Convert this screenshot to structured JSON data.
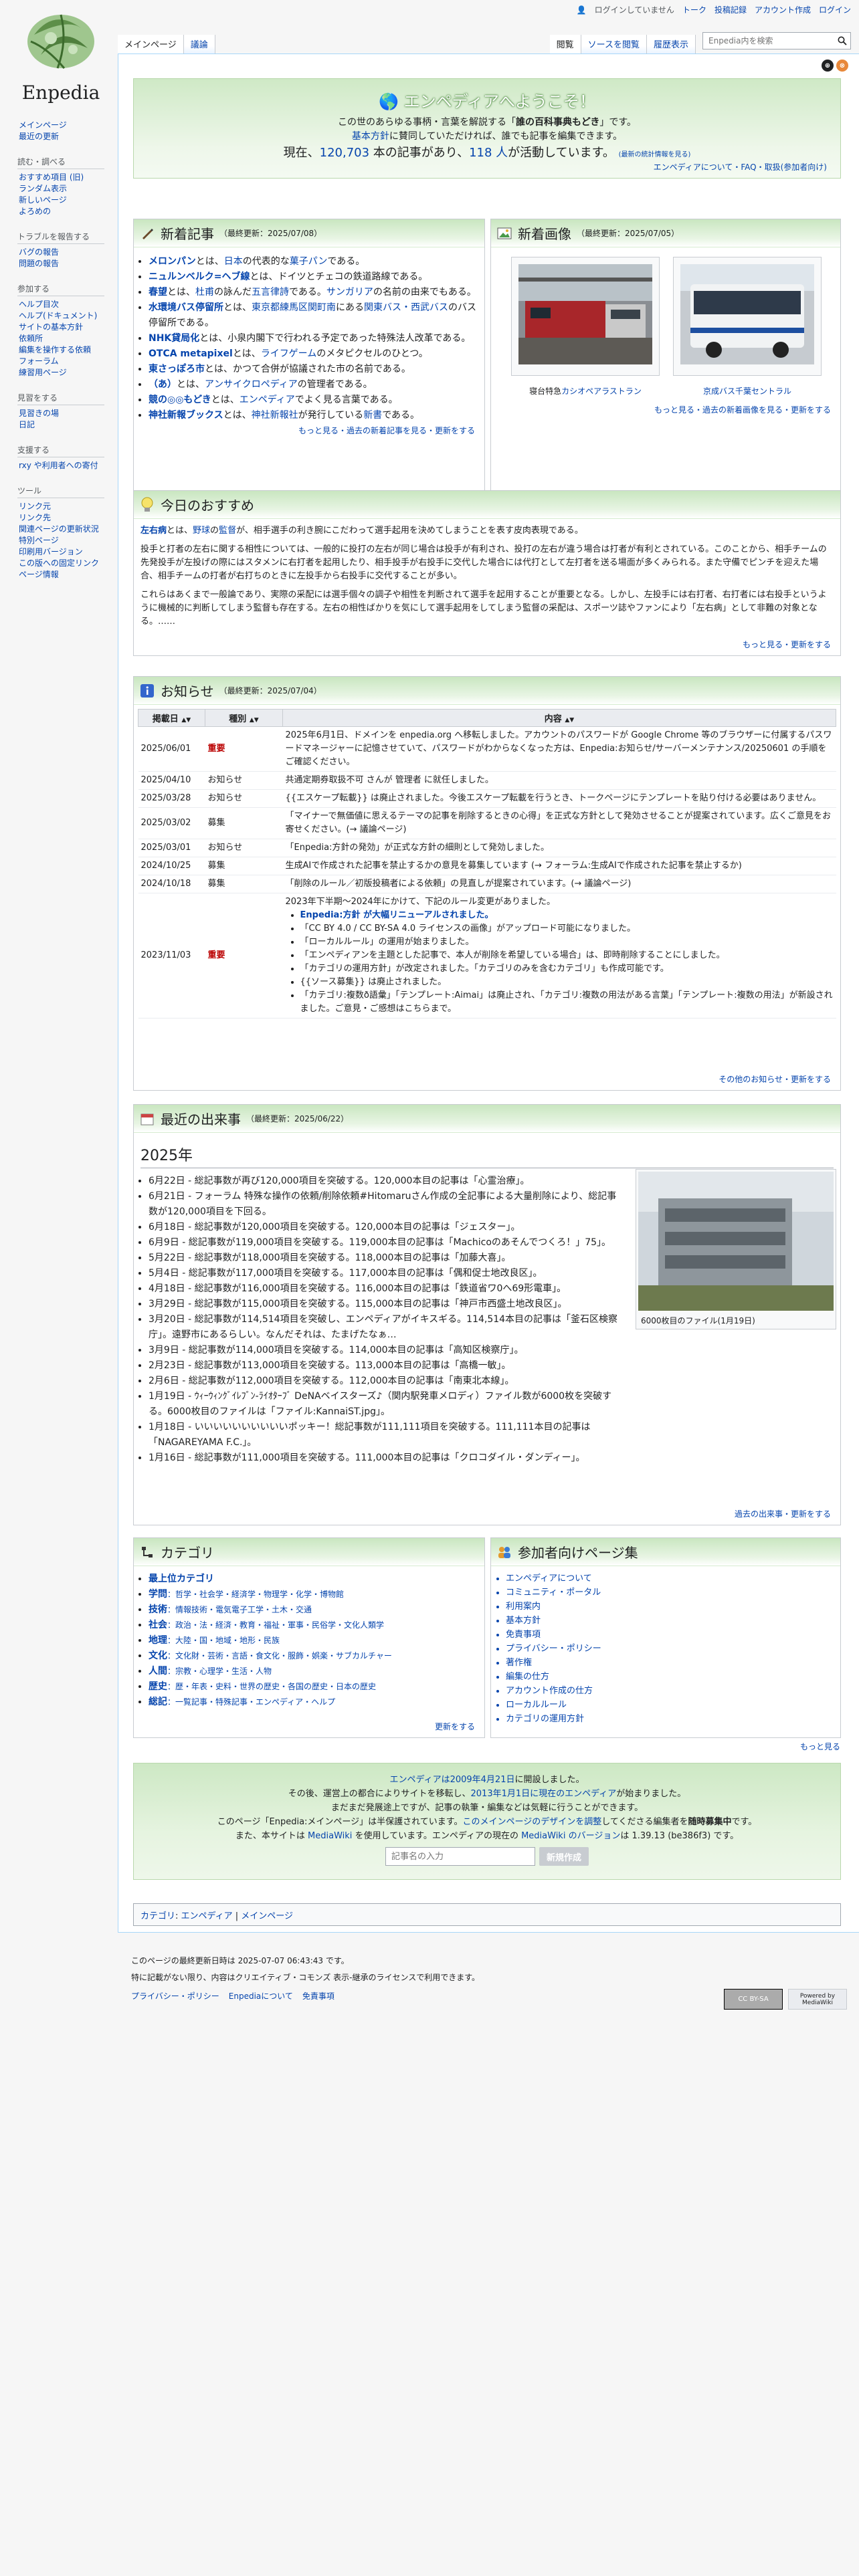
{
  "site": {
    "name": "Enpedia"
  },
  "personal": {
    "not_logged_in": "ログインしていません",
    "talk": "トーク",
    "contrib": "投稿記録",
    "create": "アカウント作成",
    "login": "ログイン"
  },
  "tabs": {
    "main": "メインページ",
    "discussion": "議論",
    "read": "閲覧",
    "source": "ソースを閲覧",
    "history": "履歴表示"
  },
  "search": {
    "placeholder": "Enpedia内を検索"
  },
  "sidebar": {
    "nav": [
      "メインページ",
      "最近の更新"
    ],
    "read_h": "読む・調べる",
    "read": [
      "おすすめ項目 (旧)",
      "ランダム表示",
      "新しいページ",
      "よろめの"
    ],
    "trouble_h": "トラブルを報告する",
    "trouble": [
      "バグの報告",
      "問題の報告"
    ],
    "join_h": "参加する",
    "join": [
      "ヘルプ目次",
      "ヘルプ(ドキュメント)",
      "サイトの基本方針",
      "依頼所",
      "編集を操作する依頼",
      "フォーラム",
      "練習用ページ"
    ],
    "support_h": "見習をする",
    "support": [
      "見習きの場",
      "日記"
    ],
    "assist_h": "支援する",
    "assist": [
      "rxy や利用者への寄付"
    ],
    "tools_h": "ツール",
    "tools": [
      "リンク元",
      "リンク先",
      "関連ページの更新状況",
      "特別ページ",
      "印刷用バージョン",
      "この版への固定リンク",
      "ページ情報"
    ]
  },
  "indicators": [
    "⊕",
    "⊗"
  ],
  "welcome": {
    "title": "エンペディアへようこそ！",
    "l1a": "この世のあらゆる事柄・言葉を解説する「",
    "l1b": "誰の百科事典もどき",
    "l1c": "」です。",
    "l2a": "基本方針",
    "l2b": "に賛同していただければ、誰でも記事を編集できます。",
    "l3a": "現在、",
    "count": "120,703",
    "l3b": " 本の記事があり、",
    "users": "118 人",
    "l3c": "が活動しています。",
    "l3d": "(最新の統計情報を見る)",
    "l4": "エンペディアについて・FAQ・取扱(参加者向け)"
  },
  "new_articles": {
    "title": "新着記事",
    "date": "（最終更新：2025/07/08）",
    "items": [
      {
        "a": "メロンパン",
        "b": "とは、",
        "c": "日本",
        "d": "の代表的な",
        "e": "菓子パン",
        "f": "である。"
      },
      {
        "a": "ニュルンベルク=ヘブ線",
        "b": "とは、ドイツとチェコの鉄道路線である。"
      },
      {
        "a": "春望",
        "b": "とは、",
        "c": "杜甫",
        "d": "の詠んだ",
        "e": "五言律詩",
        "f": "である。",
        "g": "サンガリア",
        "h": "の名前の由来でもある。"
      },
      {
        "a": "水環境バス停留所",
        "b": "とは、",
        "c": "東京都練馬区関町南",
        "d": "にある",
        "e": "関東バス・西武バス",
        "f": "のバス停留所である。"
      },
      {
        "a": "NHK貸局化",
        "b": "とは、小泉内閣下で行われる予定であった特殊法人改革である。"
      },
      {
        "a": "OTCA metapixel",
        "b": "とは、",
        "c": "ライフゲーム",
        "d": "のメタピクセルのひとつ。"
      },
      {
        "a": "東さっぽろ市",
        "b": "とは、かつて合併が協議された市の名前である。"
      },
      {
        "a": "（あ）",
        "b": "とは、",
        "c": "アンサイクロペディア",
        "d": "の管理者である。"
      },
      {
        "a": "競の◎◎もどき",
        "b": "とは、",
        "c": "エンペディア",
        "d": "でよく見る言葉である。"
      },
      {
        "a": "神社新報ブックス",
        "b": "とは、",
        "c": "神社新報社",
        "d": "が発行している",
        "e": "新書",
        "f": "である。"
      }
    ],
    "more": "もっと見る・過去の新着記事を見る・更新をする"
  },
  "new_images": {
    "title": "新着画像",
    "date": "（最終更新：2025/07/05）",
    "cap1a": "寝台特急",
    "cap1b": "カシオペアラストラン",
    "cap2": "京成バス千葉セントラル",
    "more": "もっと見る・過去の新着画像を見る・更新をする"
  },
  "recommend": {
    "title": "今日のおすすめ",
    "p1a": "左右病",
    "p1b": "とは、",
    "p1c": "野球",
    "p1d": "の",
    "p1e": "監督",
    "p1f": "が、相手選手の利き腕にこだわって選手起用を決めてしまうことを表す皮肉表現である。",
    "p2": "投手と打者の左右に関する相性については、一般的に投打の左右が同じ場合は投手が有利され、投打の左右が違う場合は打者が有利とされている。このことから、相手チームの先発投手が左投げの際にはスタメンに右打者を起用したり、相手投手が右投手に交代した場合には代打として左打者を送る場面が多くみられる。また守備でピンチを迎えた場合、相手チームの打者が右打ちのときに左投手から右投手に交代することが多い。",
    "p3": "これらはあくまで一般論であり、実際の采配には選手個々の調子や相性を判断されて選手を起用することが重要となる。しかし、左投手には右打者、右打者には右投手というように機械的に判断してしまう監督も存在する。左右の相性ばかりを気にして選手起用をしてしまう監督の采配は、スポーツ誌やファンにより「左右病」として非難の対象となる。……",
    "more": "もっと見る・更新をする"
  },
  "notice": {
    "title": "お知らせ",
    "date": "（最終更新：2025/07/04）",
    "h1": "掲載日",
    "h2": "種別",
    "h3": "内容",
    "rows": [
      {
        "d": "2025/06/01",
        "k": "重要",
        "c": "2025年6月1日、ドメインを enpedia.org へ移転しました。アカウントのパスワードが Google Chrome 等のブラウザーに付属するパスワードマネージャーに記憶させていて、パスワードがわからなくなった方は、Enpedia:お知らせ/サーバーメンテナンス/20250601 の手順をご確認ください。"
      },
      {
        "d": "2025/04/10",
        "k": "お知らせ",
        "c": "共通定期券取扱不可 さんが 管理者 に就任しました。"
      },
      {
        "d": "2025/03/28",
        "k": "お知らせ",
        "c": "{{エスケープ転載}} は廃止されました。今後エスケープ転載を行うとき、トークページにテンプレートを貼り付ける必要はありません。"
      },
      {
        "d": "2025/03/02",
        "k": "募集",
        "c": "「マイナーで無価値に思えるテーマの記事を削除するときの心得」を正式な方針として発効させることが提案されています。広くご意見をお寄せください。(→ 議論ページ)"
      },
      {
        "d": "2025/03/01",
        "k": "お知らせ",
        "c": "「Enpedia:方針の発効」が正式な方針の細則として発効しました。"
      },
      {
        "d": "2024/10/25",
        "k": "募集",
        "c": "生成AIで作成された記事を禁止するかの意見を募集しています (→ フォーラム:生成AIで作成された記事を禁止するか)"
      },
      {
        "d": "2024/10/18",
        "k": "募集",
        "c": "「削除のルール／初版投稿者による依頼」の見直しが提案されています。(→ 議論ページ)"
      }
    ],
    "last": {
      "d": "2023/11/03",
      "k": "重要",
      "intro": "2023年下半期〜2024年にかけて、下記のルール変更がありました。",
      "items": [
        "Enpedia:方針 が大幅リニューアルされました。",
        "「CC BY 4.0 / CC BY-SA 4.0 ライセンスの画像」がアップロード可能になりました。",
        "「ローカルルール」の運用が始まりました。",
        "「エンペディアンを主題とした記事で、本人が削除を希望している場合」は、即時削除することにしました。",
        "「カテゴリの運用方針」が改定されました。「カテゴリのみを含むカテゴリ」も作成可能です。",
        "{{ソース募集}} は廃止されました。",
        "「カテゴリ:複数ð語彙」「テンプレート:Aimai」は廃止され、「カテゴリ:複数の用法がある言葉」「テンプレート:複数の用法」が新設されました。ご意見・ご感想はこちらまで。"
      ]
    },
    "more": "その他のお知らせ・更新をする"
  },
  "events": {
    "title": "最近の出来事",
    "date": "（最終更新：2025/06/22）",
    "year": "2025年",
    "items": [
      "6月22日 - 総記事数が再び120,000項目を突破する。120,000本目の記事は「心霊治療」。",
      "6月21日 - フォーラム 特殊な操作の依頼/削除依頼#Hitomaruさん作成の全記事による大量削除により、総記事数が120,000項目を下回る。",
      "6月18日 - 総記事数が120,000項目を突破する。120,000本目の記事は「ジェスター」。",
      "6月9日 - 総記事数が119,000項目を突破する。119,000本目の記事は「Machicoのあそんでつくろ！」75」。",
      "5月22日 - 総記事数が118,000項目を突破する。118,000本目の記事は「加藤大喜」。",
      "5月4日 - 総記事数が117,000項目を突破する。117,000本目の記事は「偶和促士地改良区」。",
      "4月18日 - 総記事数が116,000項目を突破する。116,000本目の記事は「鉄道省ワ0へ69形電車」。",
      "3月29日 - 総記事数が115,000項目を突破する。115,000本目の記事は「神戸市西盛土地改良区」。",
      "3月20日 - 総記事数が114,514項目を突破し、エンペディアがイキスギる。114,514本目の記事は「釜石区検察庁」。遠野市にあるらしい。なんだそれは、たまげたなぁ…",
      "3月9日 - 総記事数が114,000項目を突破する。114,000本目の記事は「高知区検察庁」。",
      "2月23日 - 総記事数が113,000項目を突破する。113,000本目の記事は「高橋一敏」。",
      "2月6日 - 総記事数が112,000項目を突破する。112,000本目の記事は「南東北本線」。",
      "1月19日 - ｳｨｰｳｨﾝｸﾞｲﾚﾌﾞﾝ-ﾗｲｵﾀｰﾌﾞ DeNAベイスターズ♪（関内駅発車メロディ）ファイル数が6000枚を突破する。6000枚目のファイルは「ファイル:KannaiST.jpg」。",
      "1月18日 - いいいいいいいいいいポッキー！総記事数が111,111項目を突破する。111,111本目の記事は「NAGAREYAMA F.C.」。",
      "1月16日 - 総記事数が111,000項目を突破する。111,000本目の記事は「クロコダイル・ダンディー」。"
    ],
    "caption": "6000枚目のファイル(1月19日)",
    "more": "過去の出来事・更新をする"
  },
  "category": {
    "title": "カテゴリ",
    "items": [
      {
        "h": "最上位カテゴリ",
        "r": ""
      },
      {
        "h": "学問",
        "r": "：哲学・社会学・経済学・物理学・化学・博物館"
      },
      {
        "h": "技術",
        "r": "：情報技術・電気電子工学・土木・交通"
      },
      {
        "h": "社会",
        "r": "：政治・法・経済・教育・福祉・軍事・民俗学・文化人類学"
      },
      {
        "h": "地理",
        "r": "：大陸・国・地域・地形・民族"
      },
      {
        "h": "文化",
        "r": "：文化財・芸術・言語・食文化・服飾・娯楽・サブカルチャー"
      },
      {
        "h": "人間",
        "r": "：宗教・心理学・生活・人物"
      },
      {
        "h": "歴史",
        "r": "：歴・年表・史料・世界の歴史・各国の歴史・日本の歴史"
      },
      {
        "h": "総記",
        "r": "：一覧記事・特殊記事・エンペディア・ヘルプ"
      }
    ],
    "more": "更新をする"
  },
  "participants": {
    "title": "参加者向けページ集",
    "items": [
      "エンペディアについて",
      "コミュニティ・ポータル",
      "利用案内",
      "基本方針",
      "免責事項",
      "プライバシー・ポリシー",
      "著作権",
      "編集の仕方",
      "アカウント作成の仕方",
      "ローカルルール",
      "カテゴリの運用方針"
    ],
    "more": "もっと見る"
  },
  "bottom": {
    "l1a": "エンペディアは2009年4月21日",
    "l1b": "に開設しました。",
    "l2a": "その後、運営上の都合によりサイトを移転し、",
    "l2b": "2013年1月1日に現在のエンペディア",
    "l2c": "が始まりました。",
    "l3": "まだまだ発展途上ですが、記事の執筆・編集などは気軽に行うことができます。",
    "l4a": "このページ「Enpedia:メインページ」は半保護されています。",
    "l4b": "このメインページのデザインを調整",
    "l4c": "してくださる編集者を",
    "l4d": "随時募集中",
    "l4e": "です。",
    "l5a": "また、本サイトは ",
    "l5b": "MediaWiki",
    "l5c": " を使用しています。エンペディアの現在の ",
    "l5d": "MediaWiki のバージョン",
    "l5e": "は 1.39.13 (be386f3) です。",
    "input_ph": "記事名の入力",
    "create_btn": "新規作成"
  },
  "catlinks": {
    "label": "カテゴリ",
    "c1": "エンペディア",
    "c2": "メインページ"
  },
  "footer": {
    "lastmod": "このページの最終更新日時は 2025-07-07 06:43:43 です。",
    "license": "特に記載がない限り、内容はクリエイティブ・コモンズ 表示-継承のライセンスで利用できます。",
    "links": [
      "プライバシー・ポリシー",
      "Enpediaについて",
      "免責事項"
    ],
    "badge1": "CC BY-SA",
    "badge2": "Powered by MediaWiki"
  }
}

+===+

◆ To be done: Read the entries above, then pull out the lines that include "カテゴリの運用方針".

◆ Solution to the exercise:
        "「カテゴリの運用方針」が改定されました。「カテゴリのみを含むカテゴリ」も作成可能です。",
      "カテゴリの運用方針"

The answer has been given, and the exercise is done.